#### [WHAT IS NEEDED]
In the lines below, find how many contain the word "Growth" and report that figure alone.

━━ EXERCISE INPUTS ━━

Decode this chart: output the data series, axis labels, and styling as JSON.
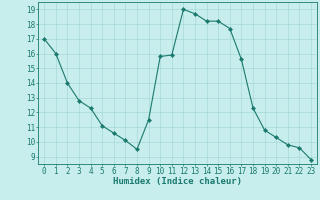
{
  "x": [
    0,
    1,
    2,
    3,
    4,
    5,
    6,
    7,
    8,
    9,
    10,
    11,
    12,
    13,
    14,
    15,
    16,
    17,
    18,
    19,
    20,
    21,
    22,
    23
  ],
  "y": [
    17,
    16,
    14,
    12.8,
    12.3,
    11.1,
    10.6,
    10.1,
    9.5,
    11.5,
    15.8,
    15.9,
    19.0,
    18.7,
    18.2,
    18.2,
    17.7,
    15.6,
    12.3,
    10.8,
    10.3,
    9.8,
    9.6,
    8.8
  ],
  "line_color": "#1a7a6e",
  "marker_color": "#1a7a6e",
  "bg_color": "#c8eded",
  "grid_color": "#a8d8d8",
  "axis_label": "Humidex (Indice chaleur)",
  "xlim": [
    -0.5,
    23.5
  ],
  "ylim": [
    8.5,
    19.5
  ],
  "yticks": [
    9,
    10,
    11,
    12,
    13,
    14,
    15,
    16,
    17,
    18,
    19
  ],
  "xticks": [
    0,
    1,
    2,
    3,
    4,
    5,
    6,
    7,
    8,
    9,
    10,
    11,
    12,
    13,
    14,
    15,
    16,
    17,
    18,
    19,
    20,
    21,
    22,
    23
  ]
}
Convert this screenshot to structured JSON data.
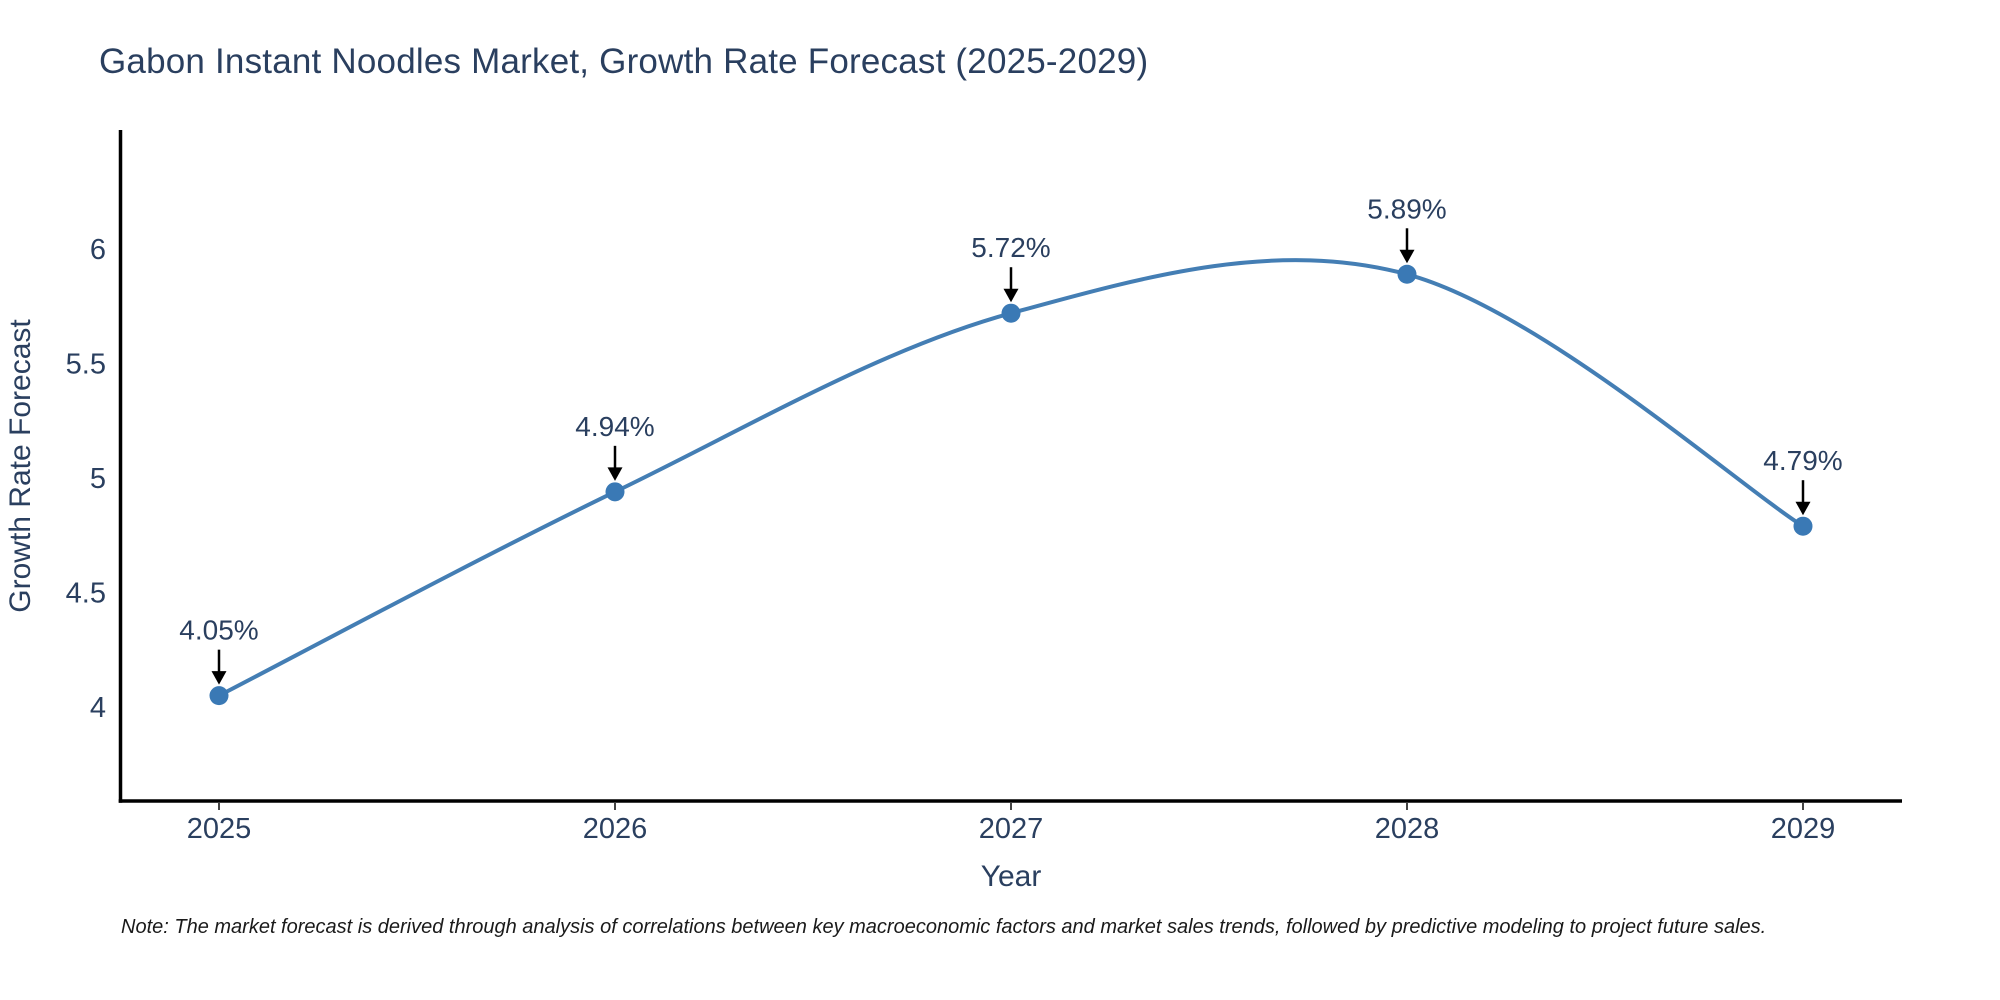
{
  "chart_data": {
    "type": "line",
    "title": "Gabon Instant Noodles Market, Growth Rate Forecast (2025-2029)",
    "xlabel": "Year",
    "ylabel": "Growth Rate Forecast",
    "x": [
      2025,
      2026,
      2027,
      2028,
      2029
    ],
    "series": [
      {
        "name": "Growth Rate Forecast",
        "values": [
          4.05,
          4.94,
          5.72,
          5.89,
          4.79
        ]
      }
    ],
    "point_labels": [
      "4.05%",
      "4.94%",
      "5.72%",
      "5.89%",
      "4.79%"
    ],
    "xtick_labels": [
      "2025",
      "2026",
      "2027",
      "2028",
      "2029"
    ],
    "ytick_values": [
      4,
      4.5,
      5,
      5.5,
      6
    ],
    "ytick_labels": [
      "4",
      "4.5",
      "5",
      "5.5",
      "6"
    ],
    "xlim": [
      2024.75,
      2029.25
    ],
    "ylim": [
      3.59,
      6.52
    ],
    "line_shape": "spline",
    "grid": false,
    "legend": "none",
    "annotations": "value labels with downward arrows pointing to each data point",
    "note": "Note: The market forecast is derived through analysis of correlations between key macroeconomic factors and market sales trends, followed by predictive modeling to project future sales.",
    "colors": {
      "line": "#447eb4",
      "marker": "#3a79b5",
      "axis": "#000000",
      "tick_text": "#2a3f5f",
      "title_text": "#2a3f5f",
      "annotation_text": "#2a3f5f",
      "arrow": "#000000",
      "note_text": "#1a1a1a",
      "background": "#ffffff"
    }
  }
}
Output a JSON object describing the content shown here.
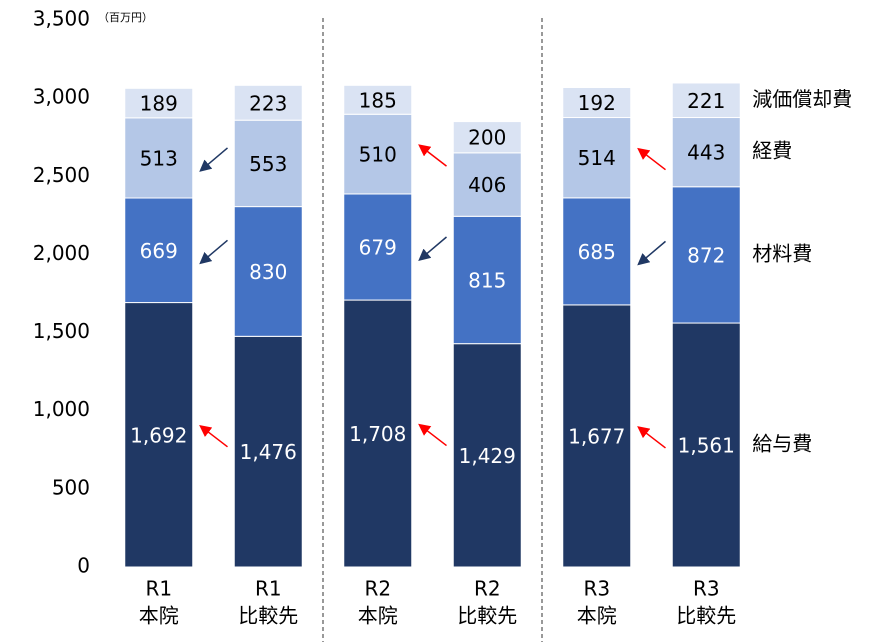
{
  "chart_data": {
    "type": "stacked_bar",
    "unit": "（百万円）",
    "categories": [
      [
        "R1",
        "本院"
      ],
      [
        "R1",
        "比較先"
      ],
      [
        "R2",
        "本院"
      ],
      [
        "R2",
        "比較先"
      ],
      [
        "R3",
        "本院"
      ],
      [
        "R3",
        "比較先"
      ]
    ],
    "series": [
      {
        "name": "給与費",
        "color": "#203864",
        "values": [
          1692,
          1476,
          1708,
          1429,
          1677,
          1561
        ],
        "value_labels": [
          "1,692",
          "1,476",
          "1,708",
          "1,429",
          "1,677",
          "1,561"
        ]
      },
      {
        "name": "材料費",
        "color": "#4472c4",
        "values": [
          669,
          830,
          679,
          815,
          685,
          872
        ]
      },
      {
        "name": "経費",
        "color": "#b4c7e7",
        "values": [
          513,
          553,
          510,
          406,
          514,
          443
        ]
      },
      {
        "name": "減価償却費",
        "color": "#dae3f3",
        "values": [
          189,
          223,
          185,
          200,
          192,
          221
        ]
      }
    ],
    "ylim": [
      0,
      3500
    ],
    "yticks": [
      0,
      500,
      {
        "value": 1000,
        "label": "1,000"
      },
      {
        "value": 1500,
        "label": "1,500"
      },
      {
        "value": 2000,
        "label": "2,000"
      },
      {
        "value": 2500,
        "label": "2,500"
      },
      {
        "value": 3000,
        "label": "3,000"
      },
      {
        "value": 3500,
        "label": "3,500"
      }
    ],
    "grid": false
  }
}
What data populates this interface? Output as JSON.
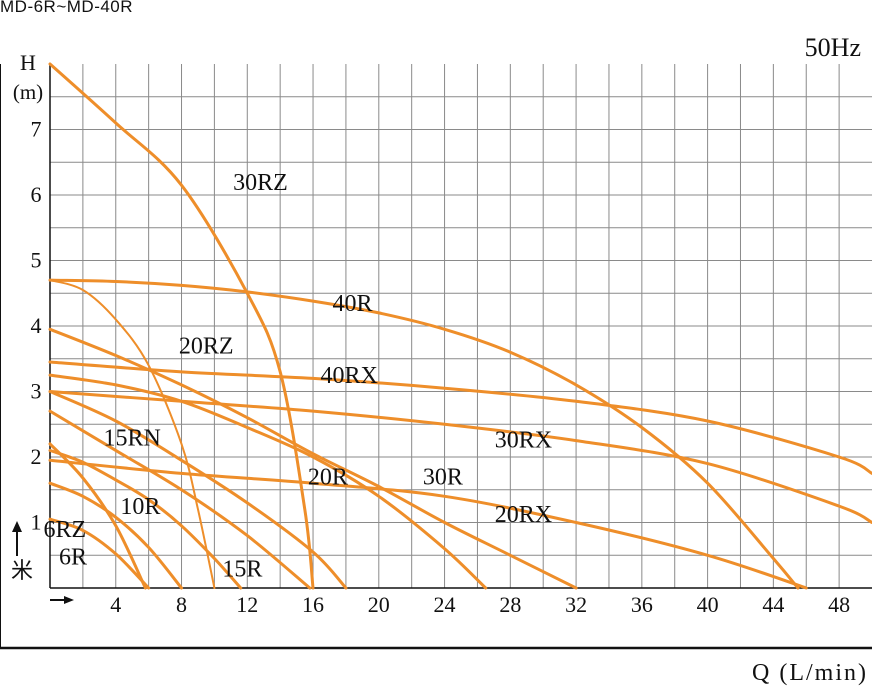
{
  "header": {
    "title": "MD-6R~MD-40R"
  },
  "chart_data": {
    "type": "line",
    "title": "MD-6R~MD-40R",
    "subtitle": "50Hz",
    "ylabel_top": "H",
    "ylabel_unit": "(m)",
    "xlabel": "Q (L/min)",
    "y_side_label": "米",
    "xlim": [
      0,
      50
    ],
    "ylim": [
      0,
      8
    ],
    "x_ticks": [
      4,
      8,
      12,
      16,
      20,
      24,
      28,
      32,
      36,
      40,
      44,
      48
    ],
    "y_ticks": [
      1,
      2,
      3,
      4,
      5,
      6,
      7
    ],
    "grid": true,
    "curve_color": "#ee8e2a",
    "series": [
      {
        "name": "6R",
        "x": [
          0,
          2,
          4,
          6
        ],
        "y": [
          1.05,
          0.88,
          0.52,
          0
        ]
      },
      {
        "name": "6RZ",
        "x": [
          0,
          2,
          4,
          5.8
        ],
        "y": [
          2.2,
          1.68,
          0.95,
          0
        ]
      },
      {
        "name": "10R",
        "x": [
          0,
          2,
          4,
          6,
          8
        ],
        "y": [
          1.6,
          1.4,
          1.08,
          0.62,
          0
        ]
      },
      {
        "name": "15R",
        "x": [
          0,
          2,
          4,
          6,
          8,
          10,
          11.6
        ],
        "y": [
          2.1,
          1.92,
          1.65,
          1.35,
          0.95,
          0.45,
          0
        ]
      },
      {
        "name": "15RN",
        "x": [
          0,
          4,
          8,
          12,
          15.8
        ],
        "y": [
          2.7,
          2.1,
          1.5,
          0.8,
          0
        ]
      },
      {
        "name": "20R",
        "x": [
          0,
          4,
          8,
          12,
          16,
          18
        ],
        "y": [
          3.0,
          2.55,
          1.95,
          1.3,
          0.55,
          0
        ]
      },
      {
        "name": "20RZ",
        "x": [
          0,
          2,
          4,
          6,
          8,
          9,
          10
        ],
        "y": [
          4.7,
          4.55,
          4.1,
          3.4,
          2.2,
          1.2,
          0
        ]
      },
      {
        "name": "30R",
        "x": [
          0,
          4,
          8,
          12,
          16,
          20,
          24,
          26.5
        ],
        "y": [
          3.25,
          3.1,
          2.85,
          2.45,
          2.0,
          1.4,
          0.6,
          0
        ]
      },
      {
        "name": "30RZ",
        "x": [
          0,
          4,
          8,
          12,
          14,
          15.5,
          16
        ],
        "y": [
          8.0,
          7.1,
          6.15,
          4.5,
          3.3,
          1.2,
          0
        ]
      },
      {
        "name": "40R",
        "x": [
          0,
          4,
          8,
          12,
          16,
          20,
          24,
          28,
          32,
          36,
          40,
          44,
          45.5
        ],
        "y": [
          4.7,
          4.68,
          4.62,
          4.52,
          4.38,
          4.2,
          3.95,
          3.6,
          3.1,
          2.45,
          1.6,
          0.45,
          0
        ]
      },
      {
        "name": "30RX",
        "x": [
          0,
          8,
          16,
          24,
          32,
          40,
          48,
          50
        ],
        "y": [
          3.45,
          3.3,
          3.2,
          3.05,
          2.85,
          2.55,
          2.0,
          1.75
        ]
      },
      {
        "name": "20RX",
        "x": [
          0,
          8,
          16,
          24,
          32,
          40,
          46
        ],
        "y": [
          1.95,
          1.75,
          1.6,
          1.4,
          1.0,
          0.5,
          0
        ]
      },
      {
        "name": "40RX",
        "x": [
          0,
          8,
          16,
          24,
          32,
          40,
          48,
          50
        ],
        "y": [
          3.0,
          2.85,
          2.7,
          2.5,
          2.25,
          1.9,
          1.25,
          1.0
        ]
      },
      {
        "name": "",
        "x": [
          0,
          4,
          8,
          12,
          16,
          20,
          24,
          28,
          32
        ],
        "y": [
          3.95,
          3.55,
          3.1,
          2.6,
          2.05,
          1.55,
          1.0,
          0.5,
          0
        ]
      }
    ],
    "labels": [
      {
        "text": "30RZ",
        "x": 12.8,
        "y": 6.2
      },
      {
        "text": "40R",
        "x": 18.4,
        "y": 4.35
      },
      {
        "text": "20RZ",
        "x": 9.5,
        "y": 3.7
      },
      {
        "text": "40RX",
        "x": 18.2,
        "y": 3.25
      },
      {
        "text": "15RN",
        "x": 5.0,
        "y": 2.3
      },
      {
        "text": "30RX",
        "x": 28.8,
        "y": 2.27
      },
      {
        "text": "20R",
        "x": 16.9,
        "y": 1.7
      },
      {
        "text": "30R",
        "x": 23.9,
        "y": 1.7
      },
      {
        "text": "20RX",
        "x": 28.8,
        "y": 1.13
      },
      {
        "text": "10R",
        "x": 5.5,
        "y": 1.25
      },
      {
        "text": "6RZ",
        "x": 0.9,
        "y": 0.9
      },
      {
        "text": "6R",
        "x": 1.4,
        "y": 0.48
      },
      {
        "text": "15R",
        "x": 11.7,
        "y": 0.3
      }
    ]
  }
}
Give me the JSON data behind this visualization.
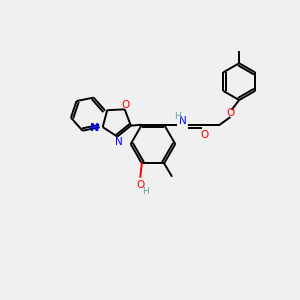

━━━

#### [WORKED SOLUTION]
3